Information provided
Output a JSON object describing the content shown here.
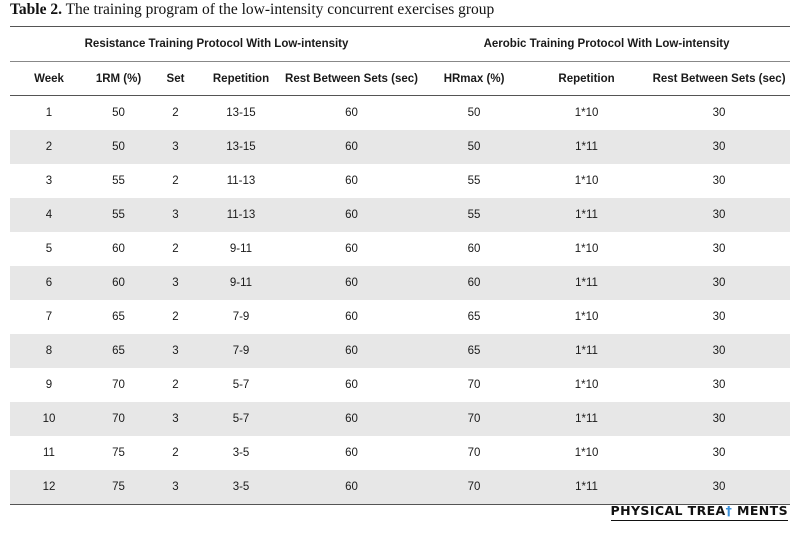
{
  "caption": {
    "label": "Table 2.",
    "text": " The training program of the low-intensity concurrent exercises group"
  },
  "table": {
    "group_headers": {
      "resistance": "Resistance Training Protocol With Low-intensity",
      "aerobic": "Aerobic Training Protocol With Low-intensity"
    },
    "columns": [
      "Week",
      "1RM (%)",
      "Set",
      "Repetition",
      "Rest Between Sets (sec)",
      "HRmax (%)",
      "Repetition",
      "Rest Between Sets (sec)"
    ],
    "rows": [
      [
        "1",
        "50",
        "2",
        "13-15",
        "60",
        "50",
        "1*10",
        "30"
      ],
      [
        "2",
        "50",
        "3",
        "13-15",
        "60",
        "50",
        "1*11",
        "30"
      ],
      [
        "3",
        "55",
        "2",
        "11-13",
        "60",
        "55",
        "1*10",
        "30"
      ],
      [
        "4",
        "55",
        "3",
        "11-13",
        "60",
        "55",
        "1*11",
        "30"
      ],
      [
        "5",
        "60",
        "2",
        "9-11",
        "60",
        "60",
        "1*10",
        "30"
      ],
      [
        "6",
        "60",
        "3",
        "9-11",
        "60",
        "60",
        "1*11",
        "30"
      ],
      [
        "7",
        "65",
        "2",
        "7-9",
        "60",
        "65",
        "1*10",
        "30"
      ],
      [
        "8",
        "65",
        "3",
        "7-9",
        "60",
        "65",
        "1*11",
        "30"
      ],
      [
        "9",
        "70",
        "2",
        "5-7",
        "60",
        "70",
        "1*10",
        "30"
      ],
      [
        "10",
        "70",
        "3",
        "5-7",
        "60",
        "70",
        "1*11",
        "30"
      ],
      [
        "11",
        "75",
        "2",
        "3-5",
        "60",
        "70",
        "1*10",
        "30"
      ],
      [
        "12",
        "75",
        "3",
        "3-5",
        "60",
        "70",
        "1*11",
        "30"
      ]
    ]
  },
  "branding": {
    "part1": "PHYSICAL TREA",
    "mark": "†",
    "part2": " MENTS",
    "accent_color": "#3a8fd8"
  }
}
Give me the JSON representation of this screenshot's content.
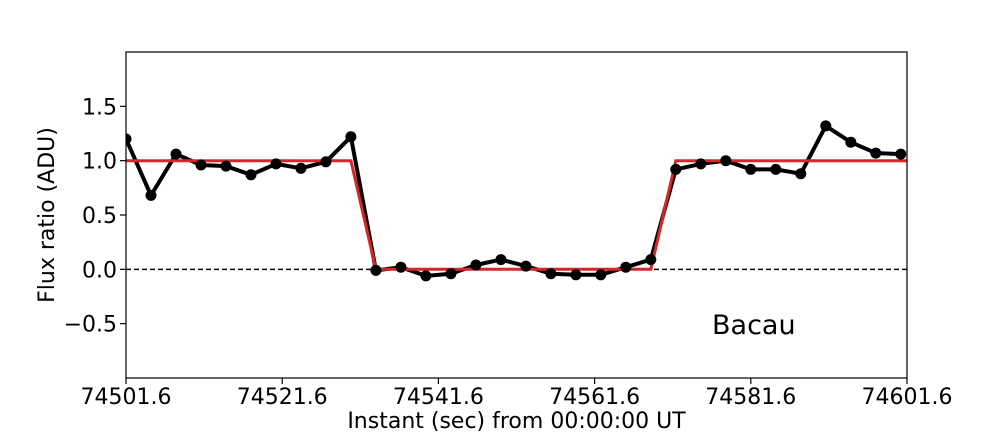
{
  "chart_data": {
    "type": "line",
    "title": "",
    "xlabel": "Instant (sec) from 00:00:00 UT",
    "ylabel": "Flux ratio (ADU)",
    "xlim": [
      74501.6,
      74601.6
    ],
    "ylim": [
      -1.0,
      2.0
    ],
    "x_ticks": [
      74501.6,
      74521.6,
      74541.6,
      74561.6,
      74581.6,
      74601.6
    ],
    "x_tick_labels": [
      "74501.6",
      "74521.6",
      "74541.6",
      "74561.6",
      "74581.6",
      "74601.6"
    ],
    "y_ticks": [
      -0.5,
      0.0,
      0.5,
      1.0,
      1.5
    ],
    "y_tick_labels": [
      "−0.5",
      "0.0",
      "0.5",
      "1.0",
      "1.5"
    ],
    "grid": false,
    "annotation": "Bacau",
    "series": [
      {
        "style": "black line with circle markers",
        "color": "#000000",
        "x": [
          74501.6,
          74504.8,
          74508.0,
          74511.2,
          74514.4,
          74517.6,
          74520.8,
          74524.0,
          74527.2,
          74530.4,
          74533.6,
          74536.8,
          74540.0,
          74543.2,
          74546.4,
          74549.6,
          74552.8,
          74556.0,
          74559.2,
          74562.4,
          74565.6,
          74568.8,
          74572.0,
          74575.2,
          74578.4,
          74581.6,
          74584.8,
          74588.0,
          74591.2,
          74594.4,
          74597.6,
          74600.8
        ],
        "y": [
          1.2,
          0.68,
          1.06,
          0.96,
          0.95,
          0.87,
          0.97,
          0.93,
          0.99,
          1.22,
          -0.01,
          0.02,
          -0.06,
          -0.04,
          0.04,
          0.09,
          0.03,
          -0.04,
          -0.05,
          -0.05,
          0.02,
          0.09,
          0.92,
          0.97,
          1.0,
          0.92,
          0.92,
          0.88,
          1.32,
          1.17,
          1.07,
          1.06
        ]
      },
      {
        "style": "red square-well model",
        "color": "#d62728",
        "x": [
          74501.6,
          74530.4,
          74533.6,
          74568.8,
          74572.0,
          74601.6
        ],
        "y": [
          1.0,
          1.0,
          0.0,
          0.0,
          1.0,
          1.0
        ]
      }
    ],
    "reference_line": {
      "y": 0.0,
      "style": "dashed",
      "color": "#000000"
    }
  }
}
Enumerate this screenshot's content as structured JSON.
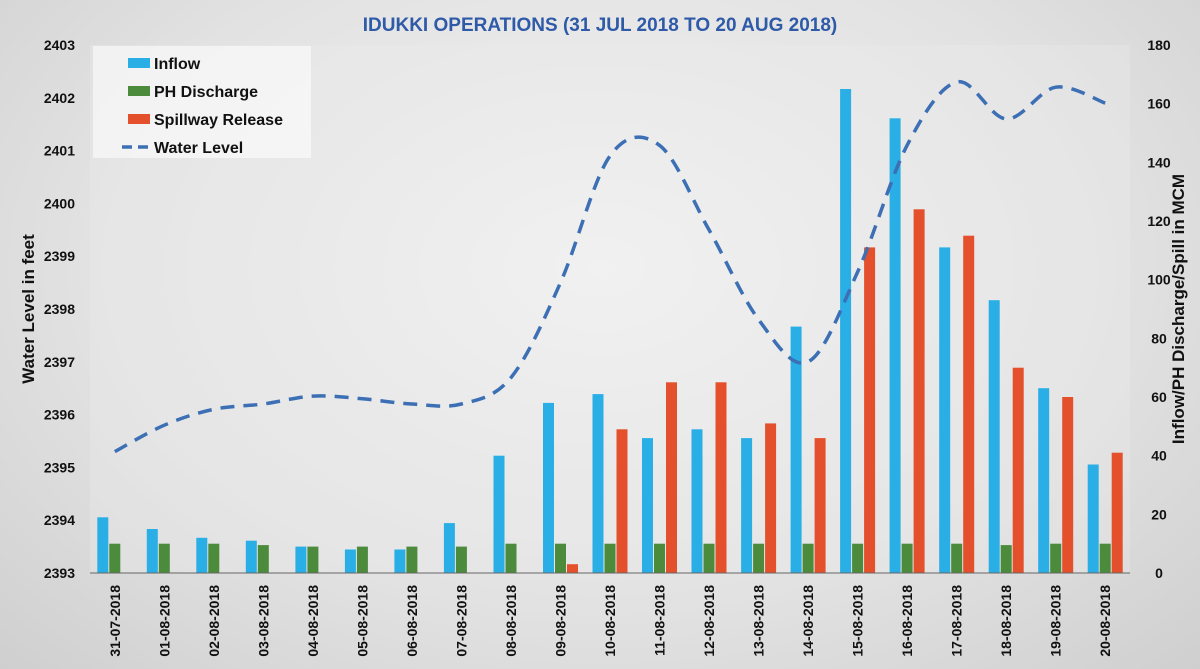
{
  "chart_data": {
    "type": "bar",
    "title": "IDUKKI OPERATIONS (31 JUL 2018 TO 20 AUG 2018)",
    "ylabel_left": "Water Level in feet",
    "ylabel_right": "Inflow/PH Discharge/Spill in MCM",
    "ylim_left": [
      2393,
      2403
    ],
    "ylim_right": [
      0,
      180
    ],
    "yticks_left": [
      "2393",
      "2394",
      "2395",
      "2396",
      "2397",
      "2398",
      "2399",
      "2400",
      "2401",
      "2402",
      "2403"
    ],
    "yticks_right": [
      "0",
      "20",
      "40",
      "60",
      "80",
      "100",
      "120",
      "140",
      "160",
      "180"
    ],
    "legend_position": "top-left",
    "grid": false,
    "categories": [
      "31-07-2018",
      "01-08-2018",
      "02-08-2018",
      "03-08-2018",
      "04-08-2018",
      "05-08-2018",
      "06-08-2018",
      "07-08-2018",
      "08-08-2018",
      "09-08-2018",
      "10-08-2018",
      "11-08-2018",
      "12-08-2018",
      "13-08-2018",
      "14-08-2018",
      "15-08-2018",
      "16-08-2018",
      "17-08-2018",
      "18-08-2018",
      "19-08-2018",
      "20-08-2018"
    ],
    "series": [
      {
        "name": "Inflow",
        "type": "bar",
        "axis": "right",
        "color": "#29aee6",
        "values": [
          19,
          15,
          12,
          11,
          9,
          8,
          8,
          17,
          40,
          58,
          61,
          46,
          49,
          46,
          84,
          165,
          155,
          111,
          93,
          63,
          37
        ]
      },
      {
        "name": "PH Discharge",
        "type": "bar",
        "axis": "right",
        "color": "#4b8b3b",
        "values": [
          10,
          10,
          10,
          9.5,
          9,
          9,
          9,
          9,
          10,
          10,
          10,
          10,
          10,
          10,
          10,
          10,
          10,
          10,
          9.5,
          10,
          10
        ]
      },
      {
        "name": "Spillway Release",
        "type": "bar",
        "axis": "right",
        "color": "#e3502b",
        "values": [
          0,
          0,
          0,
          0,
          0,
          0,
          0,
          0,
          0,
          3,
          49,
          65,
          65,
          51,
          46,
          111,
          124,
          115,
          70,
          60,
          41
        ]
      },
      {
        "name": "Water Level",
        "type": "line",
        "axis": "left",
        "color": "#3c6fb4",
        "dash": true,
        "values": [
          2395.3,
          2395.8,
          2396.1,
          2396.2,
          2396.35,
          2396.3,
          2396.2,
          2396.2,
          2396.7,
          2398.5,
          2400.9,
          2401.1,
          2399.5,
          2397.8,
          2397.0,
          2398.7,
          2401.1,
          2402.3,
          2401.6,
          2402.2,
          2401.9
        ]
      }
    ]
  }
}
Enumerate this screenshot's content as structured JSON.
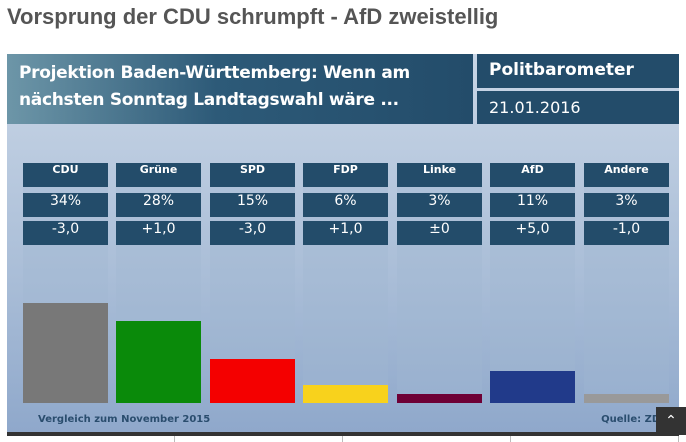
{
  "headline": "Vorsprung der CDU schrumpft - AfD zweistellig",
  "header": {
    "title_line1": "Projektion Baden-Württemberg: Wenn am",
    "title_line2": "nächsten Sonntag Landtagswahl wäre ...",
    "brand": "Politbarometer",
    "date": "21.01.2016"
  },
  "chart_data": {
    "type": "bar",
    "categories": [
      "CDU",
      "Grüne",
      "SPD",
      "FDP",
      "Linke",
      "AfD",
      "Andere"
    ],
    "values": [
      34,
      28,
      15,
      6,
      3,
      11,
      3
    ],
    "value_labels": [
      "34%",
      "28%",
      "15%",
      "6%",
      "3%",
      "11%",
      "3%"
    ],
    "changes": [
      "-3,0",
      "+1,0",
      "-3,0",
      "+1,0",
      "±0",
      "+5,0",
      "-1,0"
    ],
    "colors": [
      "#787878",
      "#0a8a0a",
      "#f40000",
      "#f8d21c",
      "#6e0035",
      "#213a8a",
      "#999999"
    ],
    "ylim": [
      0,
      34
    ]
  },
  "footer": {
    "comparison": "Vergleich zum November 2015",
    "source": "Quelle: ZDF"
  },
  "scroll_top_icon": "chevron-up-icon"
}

Set exercise
Using the listing above, gather each line that holds the string "name" and copy it.

Solution to this task
        "name": "Inflow",
        "name": "PH Discharge",
        "name": "Spillway Release",
        "name": "Water Level",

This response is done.